*SHORT TASK*
Rewrite the lines from the first line of the items up to and including the line with "mode appeared xyxy=(238,942,490,973)", with every "annotation" changed to "callout" and nothing else altered. Return only those lines.

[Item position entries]
═══
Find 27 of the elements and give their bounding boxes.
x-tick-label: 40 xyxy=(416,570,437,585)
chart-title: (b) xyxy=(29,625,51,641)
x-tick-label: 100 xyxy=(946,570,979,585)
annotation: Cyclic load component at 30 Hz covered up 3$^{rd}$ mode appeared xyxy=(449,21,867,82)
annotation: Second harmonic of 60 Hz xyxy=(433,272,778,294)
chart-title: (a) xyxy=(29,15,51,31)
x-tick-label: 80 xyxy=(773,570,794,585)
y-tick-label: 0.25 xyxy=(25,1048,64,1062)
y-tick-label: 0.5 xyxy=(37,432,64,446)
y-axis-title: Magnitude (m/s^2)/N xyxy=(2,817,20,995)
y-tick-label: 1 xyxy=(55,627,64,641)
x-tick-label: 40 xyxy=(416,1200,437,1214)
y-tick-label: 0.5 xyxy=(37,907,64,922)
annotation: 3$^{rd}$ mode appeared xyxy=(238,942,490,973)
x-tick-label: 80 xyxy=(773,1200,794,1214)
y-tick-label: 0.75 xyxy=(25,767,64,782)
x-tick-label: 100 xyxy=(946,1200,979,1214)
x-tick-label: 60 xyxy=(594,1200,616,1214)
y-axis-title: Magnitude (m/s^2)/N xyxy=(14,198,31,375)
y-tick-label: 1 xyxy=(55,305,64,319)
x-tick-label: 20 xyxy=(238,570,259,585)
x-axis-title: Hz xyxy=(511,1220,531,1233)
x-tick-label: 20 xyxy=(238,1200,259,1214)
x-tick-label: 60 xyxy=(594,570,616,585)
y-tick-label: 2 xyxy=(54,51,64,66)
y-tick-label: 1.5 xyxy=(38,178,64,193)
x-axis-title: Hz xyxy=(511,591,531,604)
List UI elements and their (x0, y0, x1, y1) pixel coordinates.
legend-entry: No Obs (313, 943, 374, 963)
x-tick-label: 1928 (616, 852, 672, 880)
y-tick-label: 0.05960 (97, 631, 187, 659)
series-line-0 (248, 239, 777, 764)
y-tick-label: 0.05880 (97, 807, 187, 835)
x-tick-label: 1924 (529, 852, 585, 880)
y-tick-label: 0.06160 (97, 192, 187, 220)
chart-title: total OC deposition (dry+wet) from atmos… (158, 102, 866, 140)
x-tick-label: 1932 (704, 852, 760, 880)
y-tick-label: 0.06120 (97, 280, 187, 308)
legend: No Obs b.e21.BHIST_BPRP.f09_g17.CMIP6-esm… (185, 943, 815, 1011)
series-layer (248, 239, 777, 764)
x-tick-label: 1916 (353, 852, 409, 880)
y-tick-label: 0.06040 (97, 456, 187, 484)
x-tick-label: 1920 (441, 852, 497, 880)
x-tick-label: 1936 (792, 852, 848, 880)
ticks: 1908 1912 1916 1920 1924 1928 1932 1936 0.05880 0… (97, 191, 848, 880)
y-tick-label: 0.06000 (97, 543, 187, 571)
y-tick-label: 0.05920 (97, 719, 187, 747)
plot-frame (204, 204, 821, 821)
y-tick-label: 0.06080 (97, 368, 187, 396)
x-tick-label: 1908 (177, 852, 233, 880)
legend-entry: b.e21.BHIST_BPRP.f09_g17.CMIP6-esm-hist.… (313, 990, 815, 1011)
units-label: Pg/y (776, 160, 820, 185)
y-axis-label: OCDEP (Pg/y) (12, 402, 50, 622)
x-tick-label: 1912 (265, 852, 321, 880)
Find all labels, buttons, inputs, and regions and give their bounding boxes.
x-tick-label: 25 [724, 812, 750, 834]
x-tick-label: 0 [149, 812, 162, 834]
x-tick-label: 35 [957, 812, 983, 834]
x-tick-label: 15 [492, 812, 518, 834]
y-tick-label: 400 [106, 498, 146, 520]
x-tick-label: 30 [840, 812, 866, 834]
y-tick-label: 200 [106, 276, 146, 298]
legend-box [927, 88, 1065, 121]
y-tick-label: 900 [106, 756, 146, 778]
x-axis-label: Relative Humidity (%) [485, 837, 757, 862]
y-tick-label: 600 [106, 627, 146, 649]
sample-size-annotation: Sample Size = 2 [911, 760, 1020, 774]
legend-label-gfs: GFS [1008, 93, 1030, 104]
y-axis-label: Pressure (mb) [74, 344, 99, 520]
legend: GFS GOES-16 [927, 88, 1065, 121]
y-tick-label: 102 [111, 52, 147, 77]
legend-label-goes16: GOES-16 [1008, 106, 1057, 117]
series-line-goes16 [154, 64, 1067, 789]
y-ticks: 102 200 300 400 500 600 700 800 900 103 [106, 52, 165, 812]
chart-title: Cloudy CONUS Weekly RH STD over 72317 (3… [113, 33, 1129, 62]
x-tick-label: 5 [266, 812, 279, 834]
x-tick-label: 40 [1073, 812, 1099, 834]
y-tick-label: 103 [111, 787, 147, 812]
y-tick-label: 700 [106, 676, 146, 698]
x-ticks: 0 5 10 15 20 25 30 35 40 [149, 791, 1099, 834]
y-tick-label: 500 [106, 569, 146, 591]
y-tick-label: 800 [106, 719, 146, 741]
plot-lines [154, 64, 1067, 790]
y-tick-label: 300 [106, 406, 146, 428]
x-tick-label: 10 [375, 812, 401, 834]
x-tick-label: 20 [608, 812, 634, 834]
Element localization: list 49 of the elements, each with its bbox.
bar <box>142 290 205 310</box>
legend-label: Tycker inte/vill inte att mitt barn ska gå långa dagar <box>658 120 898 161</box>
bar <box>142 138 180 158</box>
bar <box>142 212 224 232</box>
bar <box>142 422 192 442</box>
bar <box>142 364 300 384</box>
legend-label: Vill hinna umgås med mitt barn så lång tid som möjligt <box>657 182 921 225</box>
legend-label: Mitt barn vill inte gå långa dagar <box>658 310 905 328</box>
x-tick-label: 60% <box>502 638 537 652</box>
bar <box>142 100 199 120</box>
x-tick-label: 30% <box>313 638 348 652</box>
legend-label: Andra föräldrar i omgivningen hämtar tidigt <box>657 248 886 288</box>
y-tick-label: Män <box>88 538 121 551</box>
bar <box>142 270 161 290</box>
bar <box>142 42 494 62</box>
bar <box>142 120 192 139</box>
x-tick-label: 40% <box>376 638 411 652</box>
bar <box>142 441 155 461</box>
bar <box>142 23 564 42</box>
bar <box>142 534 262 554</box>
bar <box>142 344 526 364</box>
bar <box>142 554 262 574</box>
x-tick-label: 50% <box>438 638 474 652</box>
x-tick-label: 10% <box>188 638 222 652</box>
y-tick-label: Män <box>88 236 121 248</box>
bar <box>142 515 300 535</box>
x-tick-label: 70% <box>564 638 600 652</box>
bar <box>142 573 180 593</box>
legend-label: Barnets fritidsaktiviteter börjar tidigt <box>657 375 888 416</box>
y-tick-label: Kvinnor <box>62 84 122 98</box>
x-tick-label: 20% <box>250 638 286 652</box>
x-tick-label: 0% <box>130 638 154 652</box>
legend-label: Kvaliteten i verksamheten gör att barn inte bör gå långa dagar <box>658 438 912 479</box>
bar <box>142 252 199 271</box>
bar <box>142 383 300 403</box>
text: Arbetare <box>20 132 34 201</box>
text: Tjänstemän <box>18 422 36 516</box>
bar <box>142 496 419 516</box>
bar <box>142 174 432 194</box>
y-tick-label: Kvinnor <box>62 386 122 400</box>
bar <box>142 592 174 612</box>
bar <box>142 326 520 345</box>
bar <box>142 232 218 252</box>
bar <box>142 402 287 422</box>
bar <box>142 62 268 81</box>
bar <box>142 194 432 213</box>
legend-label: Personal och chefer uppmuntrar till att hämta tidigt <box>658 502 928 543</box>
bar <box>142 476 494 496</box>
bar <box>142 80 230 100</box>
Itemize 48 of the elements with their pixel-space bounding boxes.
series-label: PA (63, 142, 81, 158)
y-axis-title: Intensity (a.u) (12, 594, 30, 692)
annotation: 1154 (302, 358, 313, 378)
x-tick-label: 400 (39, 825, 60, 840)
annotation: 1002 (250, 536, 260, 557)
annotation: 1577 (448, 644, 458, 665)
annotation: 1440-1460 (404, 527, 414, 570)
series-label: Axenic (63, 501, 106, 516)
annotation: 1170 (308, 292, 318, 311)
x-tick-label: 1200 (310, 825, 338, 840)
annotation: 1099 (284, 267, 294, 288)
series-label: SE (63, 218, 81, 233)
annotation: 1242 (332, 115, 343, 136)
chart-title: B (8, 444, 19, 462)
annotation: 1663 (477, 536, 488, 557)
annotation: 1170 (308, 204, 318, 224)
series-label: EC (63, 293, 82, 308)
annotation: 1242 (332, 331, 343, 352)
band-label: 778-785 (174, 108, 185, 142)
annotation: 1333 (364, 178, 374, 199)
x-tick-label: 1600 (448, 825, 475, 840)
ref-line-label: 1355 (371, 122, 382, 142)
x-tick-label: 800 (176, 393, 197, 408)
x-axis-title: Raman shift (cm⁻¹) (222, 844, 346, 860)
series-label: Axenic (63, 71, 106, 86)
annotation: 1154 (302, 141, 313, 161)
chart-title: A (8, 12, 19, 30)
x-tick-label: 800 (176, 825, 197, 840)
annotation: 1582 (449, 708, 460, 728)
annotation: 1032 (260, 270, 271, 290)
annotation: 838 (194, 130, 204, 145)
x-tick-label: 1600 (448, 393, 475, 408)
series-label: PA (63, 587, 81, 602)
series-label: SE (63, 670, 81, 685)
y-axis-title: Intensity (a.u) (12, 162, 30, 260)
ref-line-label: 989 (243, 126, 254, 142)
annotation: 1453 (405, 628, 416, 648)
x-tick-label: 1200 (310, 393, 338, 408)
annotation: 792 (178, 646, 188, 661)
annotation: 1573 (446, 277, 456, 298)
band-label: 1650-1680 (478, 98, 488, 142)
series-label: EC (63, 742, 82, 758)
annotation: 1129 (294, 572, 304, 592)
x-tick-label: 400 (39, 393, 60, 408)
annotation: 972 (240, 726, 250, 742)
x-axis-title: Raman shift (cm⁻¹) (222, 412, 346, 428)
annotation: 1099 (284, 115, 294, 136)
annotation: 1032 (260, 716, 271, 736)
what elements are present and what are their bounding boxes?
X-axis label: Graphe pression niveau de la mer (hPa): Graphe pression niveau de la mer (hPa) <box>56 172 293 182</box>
═══
*ANSWER IN FULL*
Find 27 of the elements and give their bounding boxes.
x-tick-label: 40 xyxy=(416,570,437,585)
chart-title: (b) xyxy=(29,625,51,641)
x-tick-label: 100 xyxy=(946,570,979,585)
callout: Cyclic load component at 30 Hz covered up 3$^{rd}$ mode appeared xyxy=(449,21,867,82)
callout: Second harmonic of 60 Hz xyxy=(433,272,778,294)
chart-title: (a) xyxy=(29,15,51,31)
x-tick-label: 80 xyxy=(773,570,794,585)
y-tick-label: 0.25 xyxy=(25,1048,64,1062)
y-tick-label: 0.5 xyxy=(37,432,64,446)
y-axis-title: Magnitude (m/s^2)/N xyxy=(2,817,20,995)
y-tick-label: 1 xyxy=(55,627,64,641)
x-tick-label: 40 xyxy=(416,1200,437,1214)
y-tick-label: 0.5 xyxy=(37,907,64,922)
callout: 3$^{rd}$ mode appeared xyxy=(238,942,490,973)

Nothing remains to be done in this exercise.